=== Provided material ===

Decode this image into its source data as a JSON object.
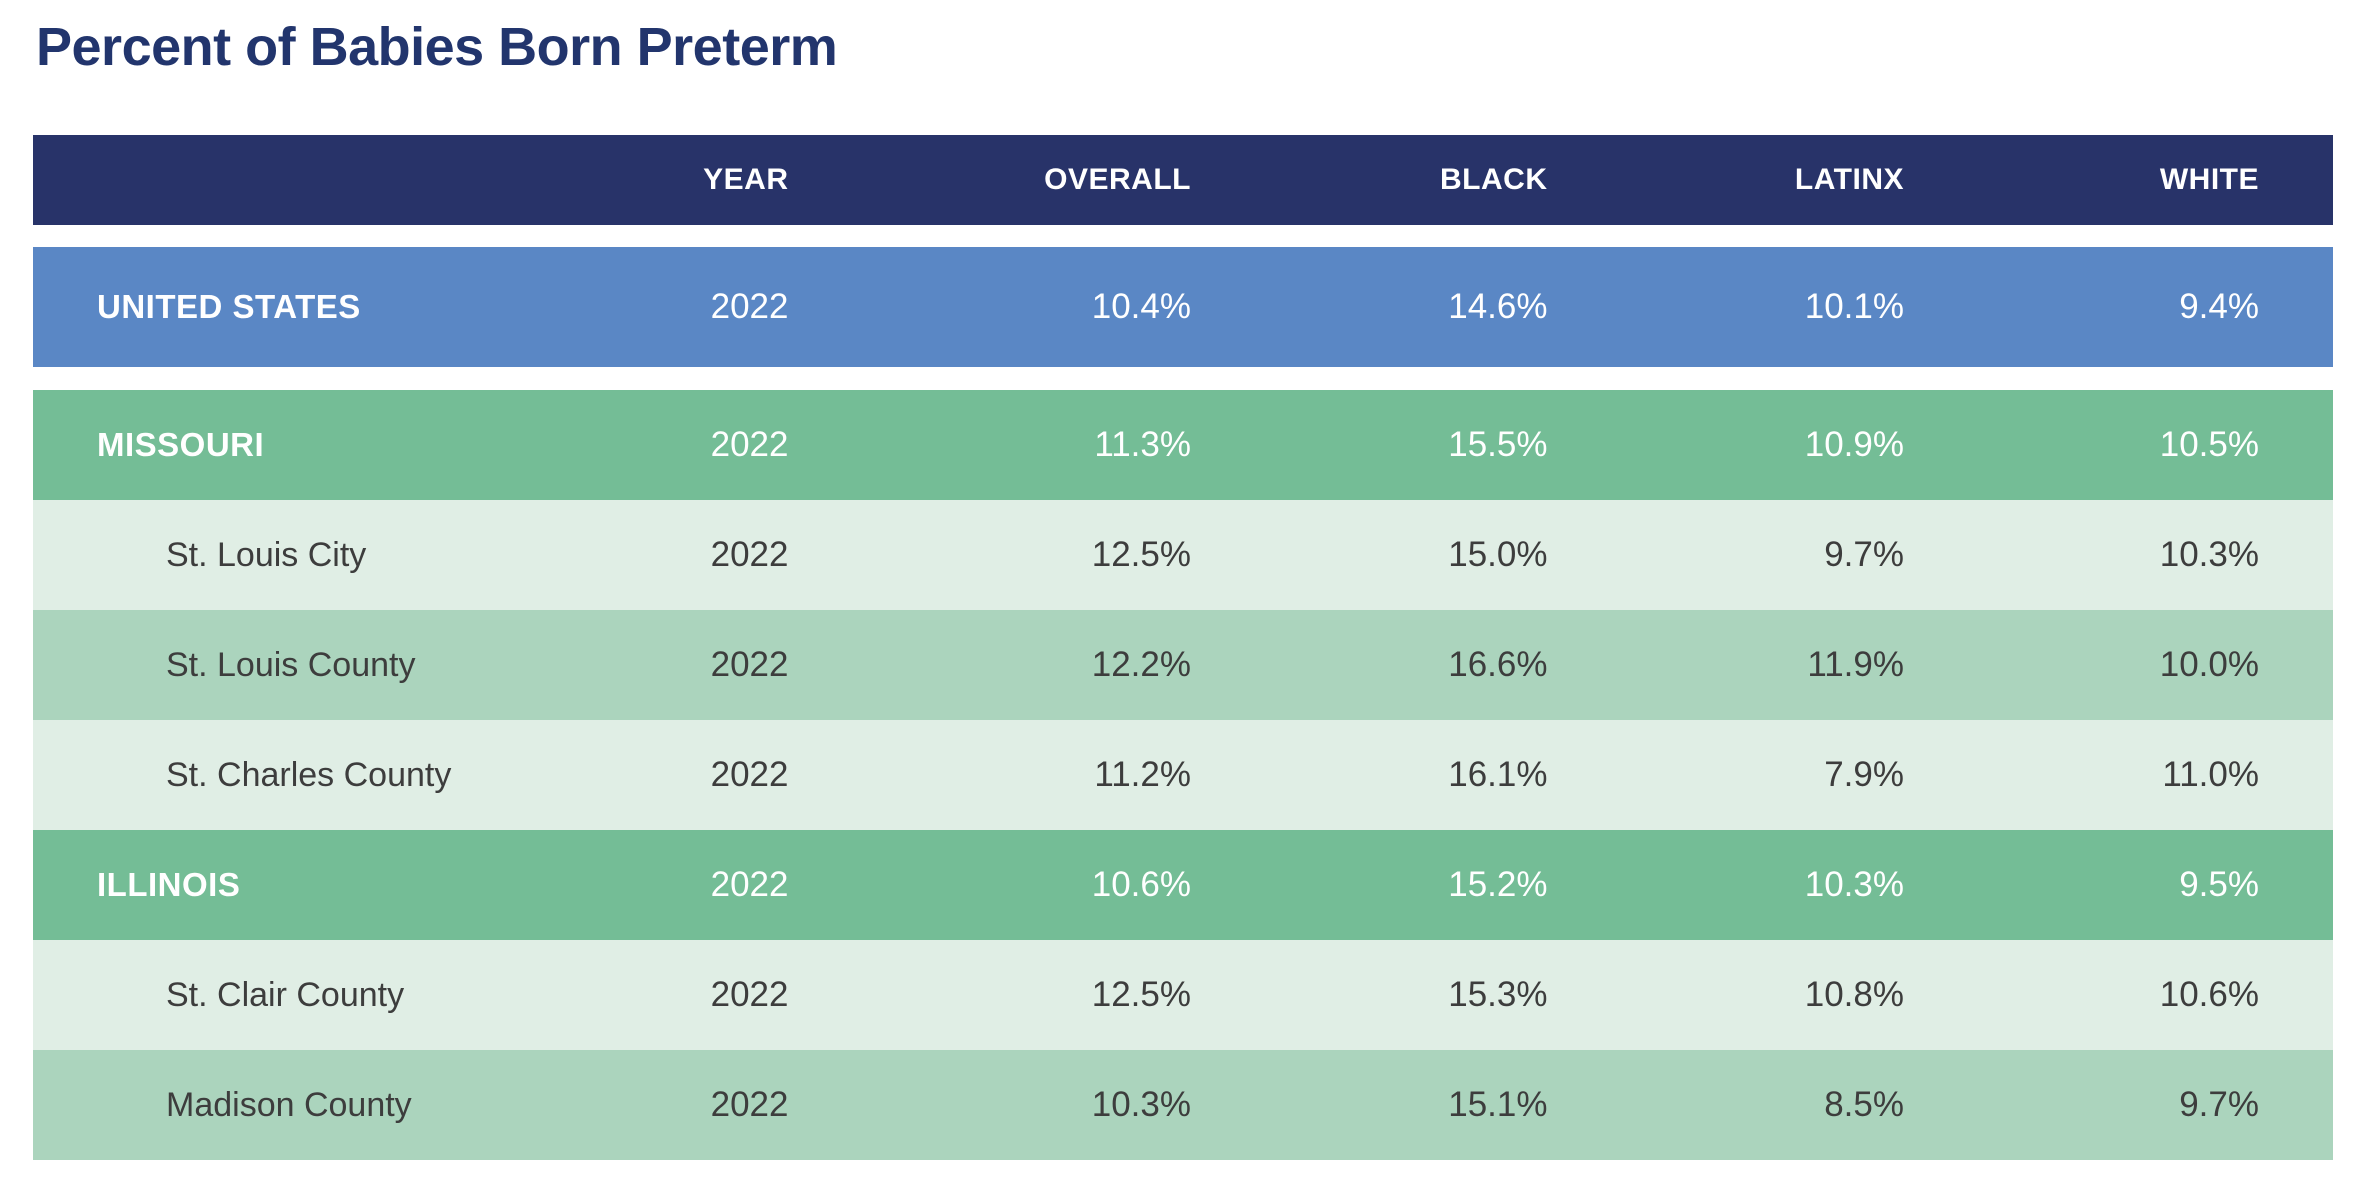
{
  "title": "Percent of Babies Born Preterm",
  "table": {
    "columns": {
      "label": "",
      "year": "YEAR",
      "overall": "OVERALL",
      "black": "BLACK",
      "latinx": "LATINX",
      "white": "WHITE"
    },
    "rows": [
      {
        "label": "UNITED STATES",
        "level": "country",
        "year": "2022",
        "overall": "10.4%",
        "black": "14.6%",
        "latinx": "10.1%",
        "white": "9.4%"
      },
      {
        "label": "MISSOURI",
        "level": "state",
        "year": "2022",
        "overall": "11.3%",
        "black": "15.5%",
        "latinx": "10.9%",
        "white": "10.5%"
      },
      {
        "label": "St. Louis City",
        "level": "county",
        "year": "2022",
        "overall": "12.5%",
        "black": "15.0%",
        "latinx": "9.7%",
        "white": "10.3%"
      },
      {
        "label": "St. Louis County",
        "level": "county",
        "year": "2022",
        "overall": "12.2%",
        "black": "16.6%",
        "latinx": "11.9%",
        "white": "10.0%"
      },
      {
        "label": "St. Charles County",
        "level": "county",
        "year": "2022",
        "overall": "11.2%",
        "black": "16.1%",
        "latinx": "7.9%",
        "white": "11.0%"
      },
      {
        "label": "ILLINOIS",
        "level": "state",
        "year": "2022",
        "overall": "10.6%",
        "black": "15.2%",
        "latinx": "10.3%",
        "white": "9.5%"
      },
      {
        "label": "St. Clair County",
        "level": "county",
        "year": "2022",
        "overall": "12.5%",
        "black": "15.3%",
        "latinx": "10.8%",
        "white": "10.6%"
      },
      {
        "label": "Madison County",
        "level": "county",
        "year": "2022",
        "overall": "10.3%",
        "black": "15.1%",
        "latinx": "8.5%",
        "white": "9.7%"
      }
    ],
    "colors": {
      "header_bg": "#283369",
      "country_bg": "#5a87c5",
      "state_bg": "#74bd96",
      "county_light_bg": "#e0eee5",
      "county_medium_bg": "#abd4bd",
      "title_text": "#22356d",
      "dark_text": "#3d3d3d"
    }
  }
}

=== Given task ===
Pull out every line above that holds the word "black".

=== Output below ===
      "black": "BLACK",
        "black": "14.6%",
        "black": "15.5%",
        "black": "15.0%",
        "black": "16.6%",
        "black": "16.1%",
        "black": "15.2%",
        "black": "15.3%",
        "black": "15.1%",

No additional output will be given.